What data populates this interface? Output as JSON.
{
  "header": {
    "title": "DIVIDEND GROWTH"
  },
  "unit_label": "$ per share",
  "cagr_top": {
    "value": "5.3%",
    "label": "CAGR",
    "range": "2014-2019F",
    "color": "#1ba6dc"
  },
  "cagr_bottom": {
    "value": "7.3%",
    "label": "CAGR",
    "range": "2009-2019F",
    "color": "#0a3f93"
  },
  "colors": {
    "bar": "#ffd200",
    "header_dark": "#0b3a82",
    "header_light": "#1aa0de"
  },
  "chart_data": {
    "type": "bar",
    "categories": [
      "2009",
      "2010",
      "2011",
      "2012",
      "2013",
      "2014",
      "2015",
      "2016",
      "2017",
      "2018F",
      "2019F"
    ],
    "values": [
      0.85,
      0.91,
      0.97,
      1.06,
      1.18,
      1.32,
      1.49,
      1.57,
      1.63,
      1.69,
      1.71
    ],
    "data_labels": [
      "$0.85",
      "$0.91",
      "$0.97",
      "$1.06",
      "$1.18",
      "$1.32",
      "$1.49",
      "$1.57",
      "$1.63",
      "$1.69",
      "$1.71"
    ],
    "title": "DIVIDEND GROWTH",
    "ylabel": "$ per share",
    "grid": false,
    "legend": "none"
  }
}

### Problem description:
Repeat the entries shown above, every one, word for word.

### Full solution:
What data populates this interface? Output as JSON.
{
  "header": {
    "title": "DIVIDEND GROWTH"
  },
  "unit_label": "$ per share",
  "cagr_top": {
    "value": "5.3%",
    "label": "CAGR",
    "range": "2014-2019F",
    "color": "#1ba6dc"
  },
  "cagr_bottom": {
    "value": "7.3%",
    "label": "CAGR",
    "range": "2009-2019F",
    "color": "#0a3f93"
  },
  "colors": {
    "bar": "#ffd200",
    "header_dark": "#0b3a82",
    "header_light": "#1aa0de"
  },
  "chart_data": {
    "type": "bar",
    "categories": [
      "2009",
      "2010",
      "2011",
      "2012",
      "2013",
      "2014",
      "2015",
      "2016",
      "2017",
      "2018F",
      "2019F"
    ],
    "values": [
      0.85,
      0.91,
      0.97,
      1.06,
      1.18,
      1.32,
      1.49,
      1.57,
      1.63,
      1.69,
      1.71
    ],
    "data_labels": [
      "$0.85",
      "$0.91",
      "$0.97",
      "$1.06",
      "$1.18",
      "$1.32",
      "$1.49",
      "$1.57",
      "$1.63",
      "$1.69",
      "$1.71"
    ],
    "title": "DIVIDEND GROWTH",
    "ylabel": "$ per share",
    "grid": false,
    "legend": "none"
  }
}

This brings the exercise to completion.